Stated problem |
Please write the listing below out again exactly, leaving every picture behind.

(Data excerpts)
****************

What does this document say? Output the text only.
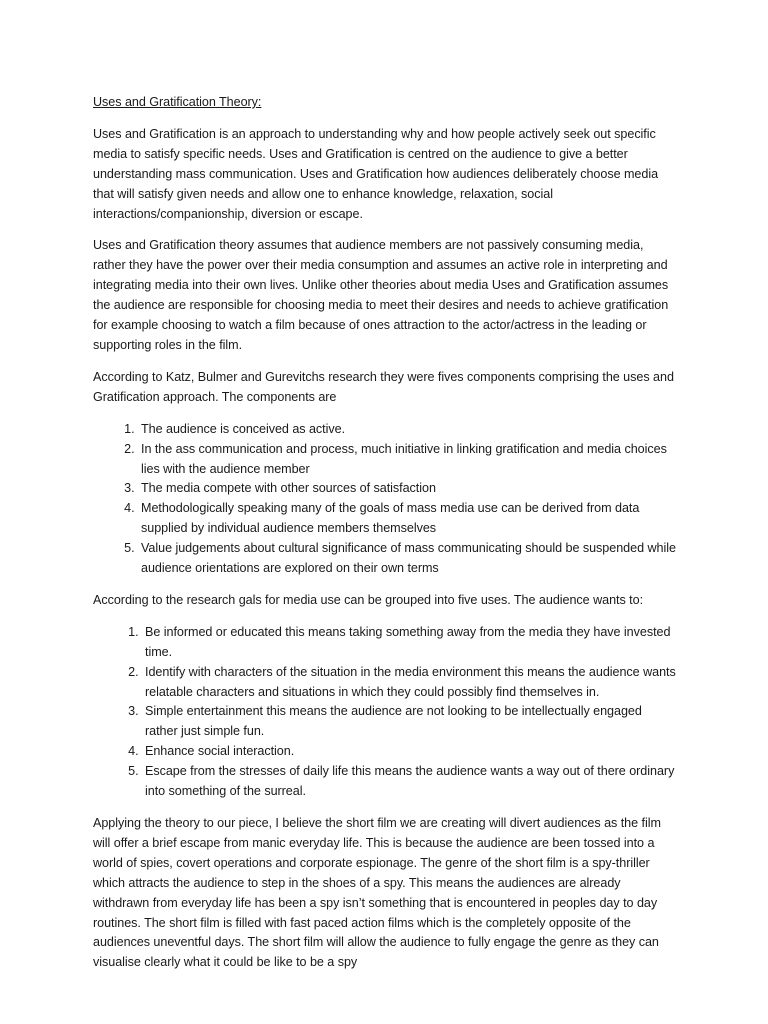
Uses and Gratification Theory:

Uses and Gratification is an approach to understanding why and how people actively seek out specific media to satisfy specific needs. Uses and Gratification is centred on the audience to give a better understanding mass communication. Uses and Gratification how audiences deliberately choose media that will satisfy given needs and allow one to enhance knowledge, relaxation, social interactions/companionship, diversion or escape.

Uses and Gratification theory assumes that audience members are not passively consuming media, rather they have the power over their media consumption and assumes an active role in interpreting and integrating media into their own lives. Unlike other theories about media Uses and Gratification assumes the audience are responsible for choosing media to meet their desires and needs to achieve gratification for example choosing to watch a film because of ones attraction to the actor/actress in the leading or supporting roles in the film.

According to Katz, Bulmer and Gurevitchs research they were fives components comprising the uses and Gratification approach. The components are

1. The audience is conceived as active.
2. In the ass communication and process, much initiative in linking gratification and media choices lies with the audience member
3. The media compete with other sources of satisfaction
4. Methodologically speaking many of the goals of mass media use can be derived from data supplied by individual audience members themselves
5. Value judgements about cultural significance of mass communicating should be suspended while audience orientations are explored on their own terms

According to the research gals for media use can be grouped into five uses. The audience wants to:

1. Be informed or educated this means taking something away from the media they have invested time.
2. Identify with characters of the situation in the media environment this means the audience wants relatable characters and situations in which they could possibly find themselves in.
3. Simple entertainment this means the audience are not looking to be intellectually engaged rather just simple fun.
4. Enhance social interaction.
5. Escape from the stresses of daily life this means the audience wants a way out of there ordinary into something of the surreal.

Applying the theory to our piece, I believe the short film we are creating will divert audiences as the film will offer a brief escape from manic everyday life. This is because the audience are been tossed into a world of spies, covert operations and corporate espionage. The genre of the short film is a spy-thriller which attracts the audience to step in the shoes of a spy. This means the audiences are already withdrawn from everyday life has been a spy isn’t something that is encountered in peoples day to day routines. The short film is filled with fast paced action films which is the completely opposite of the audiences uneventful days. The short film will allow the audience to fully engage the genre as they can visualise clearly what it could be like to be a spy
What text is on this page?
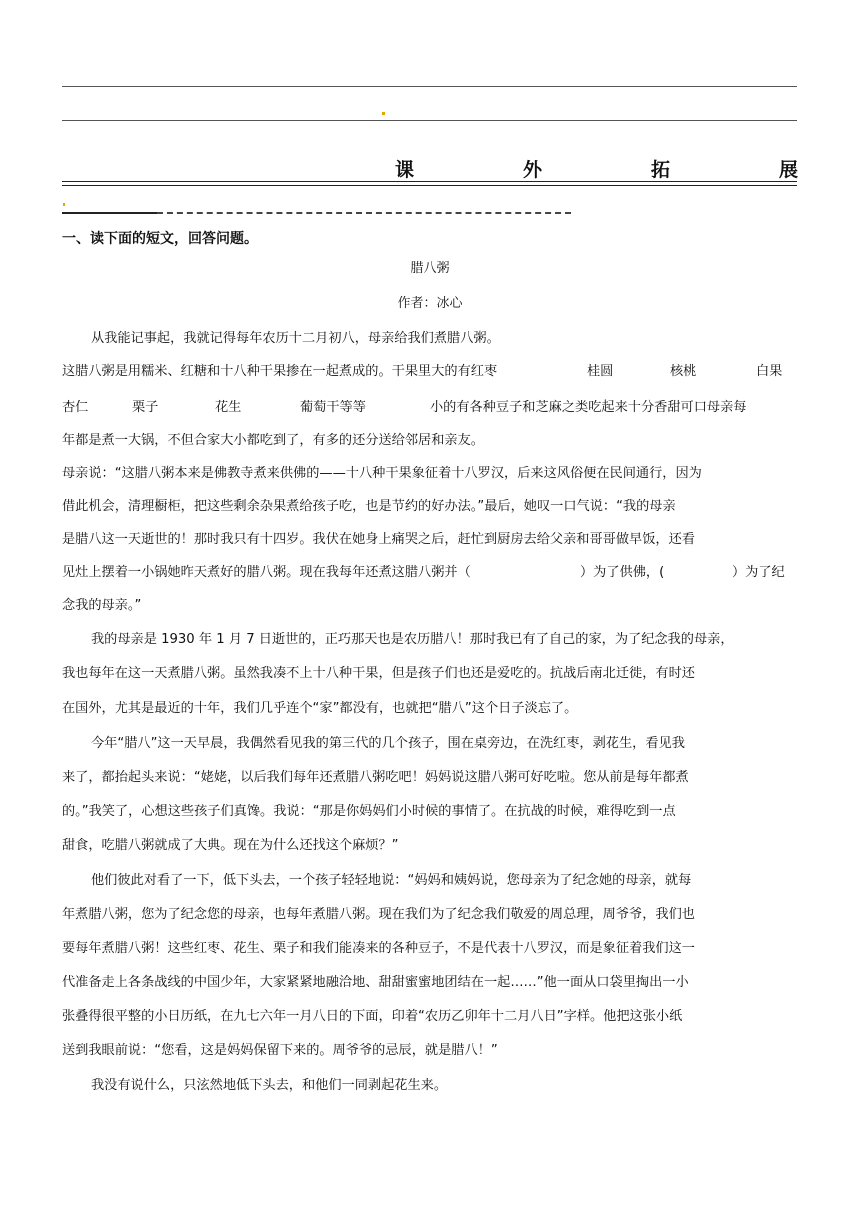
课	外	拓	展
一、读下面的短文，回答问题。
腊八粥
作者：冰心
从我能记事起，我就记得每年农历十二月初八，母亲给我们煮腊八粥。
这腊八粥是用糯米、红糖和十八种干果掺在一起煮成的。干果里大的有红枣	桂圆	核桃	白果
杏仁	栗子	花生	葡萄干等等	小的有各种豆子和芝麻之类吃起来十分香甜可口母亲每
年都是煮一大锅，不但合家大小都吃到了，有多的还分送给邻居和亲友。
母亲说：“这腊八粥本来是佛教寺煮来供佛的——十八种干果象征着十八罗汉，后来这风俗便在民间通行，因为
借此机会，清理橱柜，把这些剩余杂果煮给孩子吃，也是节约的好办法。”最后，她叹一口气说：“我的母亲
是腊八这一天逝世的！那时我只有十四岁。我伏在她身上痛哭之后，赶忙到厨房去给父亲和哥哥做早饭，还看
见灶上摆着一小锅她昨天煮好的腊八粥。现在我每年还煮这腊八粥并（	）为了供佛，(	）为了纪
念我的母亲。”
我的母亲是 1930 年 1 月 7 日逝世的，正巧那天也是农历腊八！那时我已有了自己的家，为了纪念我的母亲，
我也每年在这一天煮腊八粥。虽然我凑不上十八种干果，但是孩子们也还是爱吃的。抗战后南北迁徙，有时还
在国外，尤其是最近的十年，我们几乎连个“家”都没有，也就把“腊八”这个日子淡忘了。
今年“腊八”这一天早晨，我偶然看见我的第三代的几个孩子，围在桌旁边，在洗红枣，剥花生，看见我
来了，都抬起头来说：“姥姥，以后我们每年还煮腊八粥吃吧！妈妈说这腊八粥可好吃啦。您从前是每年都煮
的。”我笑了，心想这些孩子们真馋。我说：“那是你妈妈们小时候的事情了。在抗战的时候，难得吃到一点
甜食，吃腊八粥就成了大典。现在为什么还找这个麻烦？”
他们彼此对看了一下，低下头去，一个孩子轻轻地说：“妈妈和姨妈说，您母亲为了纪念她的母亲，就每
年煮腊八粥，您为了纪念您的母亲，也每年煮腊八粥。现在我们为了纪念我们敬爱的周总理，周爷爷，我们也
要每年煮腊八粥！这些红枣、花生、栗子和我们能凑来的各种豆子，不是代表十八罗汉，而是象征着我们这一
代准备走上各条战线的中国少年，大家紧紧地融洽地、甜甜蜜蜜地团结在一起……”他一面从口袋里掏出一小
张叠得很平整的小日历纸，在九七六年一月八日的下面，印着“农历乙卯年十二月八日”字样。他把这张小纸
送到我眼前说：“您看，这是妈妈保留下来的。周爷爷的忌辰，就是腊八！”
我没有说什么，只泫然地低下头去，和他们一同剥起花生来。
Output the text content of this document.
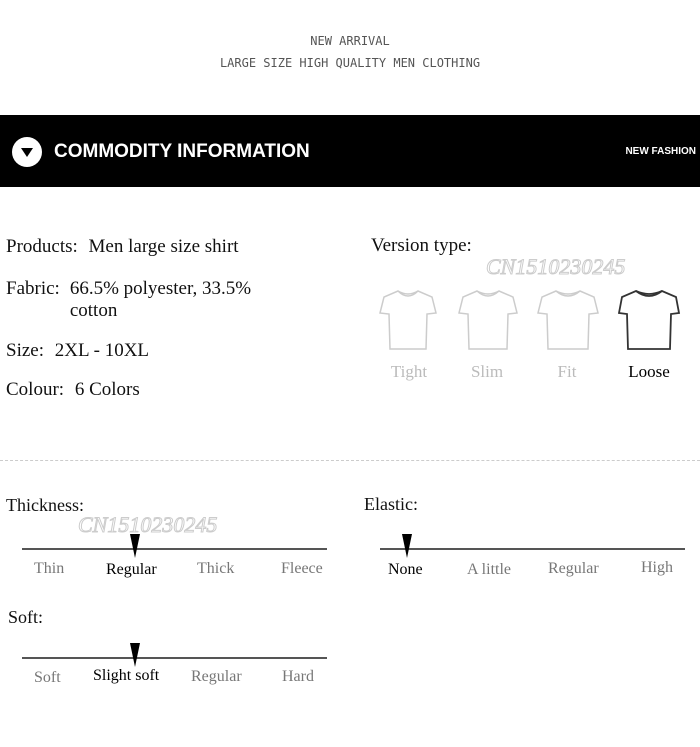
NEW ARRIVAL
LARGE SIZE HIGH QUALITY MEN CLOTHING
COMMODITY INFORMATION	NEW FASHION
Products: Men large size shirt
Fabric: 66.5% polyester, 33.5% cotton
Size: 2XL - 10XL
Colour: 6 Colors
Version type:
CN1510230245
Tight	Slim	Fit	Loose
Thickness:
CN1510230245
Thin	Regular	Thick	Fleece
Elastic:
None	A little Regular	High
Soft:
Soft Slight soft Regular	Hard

****************

Full answer |
What does this document say? Output the text only.
Uses and Gratification Theory:

Uses and Gratification is an approach to understanding why and how people actively seek out specific media to satisfy specific needs. Uses and Gratification is centred on the audience to give a better understanding mass communication. Uses and Gratification how audiences deliberately choose media that will satisfy given needs and allow one to enhance knowledge, relaxation, social interactions/companionship, diversion or escape.

Uses and Gratification theory assumes that audience members are not passively consuming media, rather they have the power over their media consumption and assumes an active role in interpreting and integrating media into their own lives. Unlike other theories about media Uses and Gratification assumes the audience are responsible for choosing media to meet their desires and needs to achieve gratification for example choosing to watch a film because of ones attraction to the actor/actress in the leading or supporting roles in the film.

According to Katz, Bulmer and Gurevitchs research they were fives components comprising the uses and Gratification approach. The components are

1. The audience is conceived as active.
2. In the ass communication and process, much initiative in linking gratification and media choices lies with the audience member
3. The media compete with other sources of satisfaction
4. Methodologically speaking many of the goals of mass media use can be derived from data supplied by individual audience members themselves
5. Value judgements about cultural significance of mass communicating should be suspended while audience orientations are explored on their own terms

According to the research gals for media use can be grouped into five uses. The audience wants to:

1. Be informed or educated this means taking something away from the media they have invested time.
2. Identify with characters of the situation in the media environment this means the audience wants relatable characters and situations in which they could possibly find themselves in.
3. Simple entertainment this means the audience are not looking to be intellectually engaged rather just simple fun.
4. Enhance social interaction.
5. Escape from the stresses of daily life this means the audience wants a way out of there ordinary into something of the surreal.

Applying the theory to our piece, I believe the short film we are creating will divert audiences as the film will offer a brief escape from manic everyday life. This is because the audience are been tossed into a world of spies, covert operations and corporate espionage. The genre of the short film is a spy-thriller which attracts the audience to step in the shoes of a spy. This means the audiences are already withdrawn from everyday life has been a spy isn’t something that is encountered in peoples day to day routines. The short film is filled with fast paced action films which is the completely opposite of the audiences uneventful days. The short film will allow the audience to fully engage the genre as they can visualise clearly what it could be like to be a spy
What text is on this page?
课	外	拓	展
一、读下面的短文，回答问题。
腊八粥
作者：冰心
从我能记事起，我就记得每年农历十二月初八，母亲给我们煮腊八粥。
这腊八粥是用糯米、红糖和十八种干果掺在一起煮成的。干果里大的有红枣	桂圆	核桃	白果
杏仁	栗子	花生	葡萄干等等	小的有各种豆子和芝麻之类吃起来十分香甜可口母亲每
年都是煮一大锅，不但合家大小都吃到了，有多的还分送给邻居和亲友。
母亲说：“这腊八粥本来是佛教寺煮来供佛的——十八种干果象征着十八罗汉，后来这风俗便在民间通行，因为
借此机会，清理橱柜，把这些剩余杂果煮给孩子吃，也是节约的好办法。”最后，她叹一口气说：“我的母亲
是腊八这一天逝世的！那时我只有十四岁。我伏在她身上痛哭之后，赶忙到厨房去给父亲和哥哥做早饭，还看
见灶上摆着一小锅她昨天煮好的腊八粥。现在我每年还煮这腊八粥并（	）为了供佛，(	）为了纪
念我的母亲。”
我的母亲是 1930 年 1 月 7 日逝世的，正巧那天也是农历腊八！那时我已有了自己的家，为了纪念我的母亲，
我也每年在这一天煮腊八粥。虽然我凑不上十八种干果，但是孩子们也还是爱吃的。抗战后南北迁徙，有时还
在国外，尤其是最近的十年，我们几乎连个“家”都没有，也就把“腊八”这个日子淡忘了。
今年“腊八”这一天早晨，我偶然看见我的第三代的几个孩子，围在桌旁边，在洗红枣，剥花生，看见我
来了，都抬起头来说：“姥姥，以后我们每年还煮腊八粥吃吧！妈妈说这腊八粥可好吃啦。您从前是每年都煮
的。”我笑了，心想这些孩子们真馋。我说：“那是你妈妈们小时候的事情了。在抗战的时候，难得吃到一点
甜食，吃腊八粥就成了大典。现在为什么还找这个麻烦？”
他们彼此对看了一下，低下头去，一个孩子轻轻地说：“妈妈和姨妈说，您母亲为了纪念她的母亲，就每
年煮腊八粥，您为了纪念您的母亲，也每年煮腊八粥。现在我们为了纪念我们敬爱的周总理，周爷爷，我们也
要每年煮腊八粥！这些红枣、花生、栗子和我们能凑来的各种豆子，不是代表十八罗汉，而是象征着我们这一
代准备走上各条战线的中国少年，大家紧紧地融洽地、甜甜蜜蜜地团结在一起……”他一面从口袋里掏出一小
张叠得很平整的小日历纸，在九七六年一月八日的下面，印着“农历乙卯年十二月八日”字样。他把这张小纸
送到我眼前说：“您看，这是妈妈保留下来的。周爷爷的忌辰，就是腊八！”
我没有说什么，只泫然地低下头去，和他们一同剥起花生来。
Output the text content of this document.
NEW ARRIVAL
LARGE SIZE HIGH QUALITY MEN CLOTHING
COMMODITY INFORMATION	NEW FASHION
Products: Men large size shirt
Fabric: 66.5% polyester, 33.5% cotton
Size: 2XL - 10XL
Colour: 6 Colors
Version type:
CN1510230245
Tight	Slim	Fit	Loose
Thickness:
CN1510230245
Thin	Regular	Thick	Fleece
Elastic:
None	A little Regular	High
Soft:
Soft Slight soft Regular	Hard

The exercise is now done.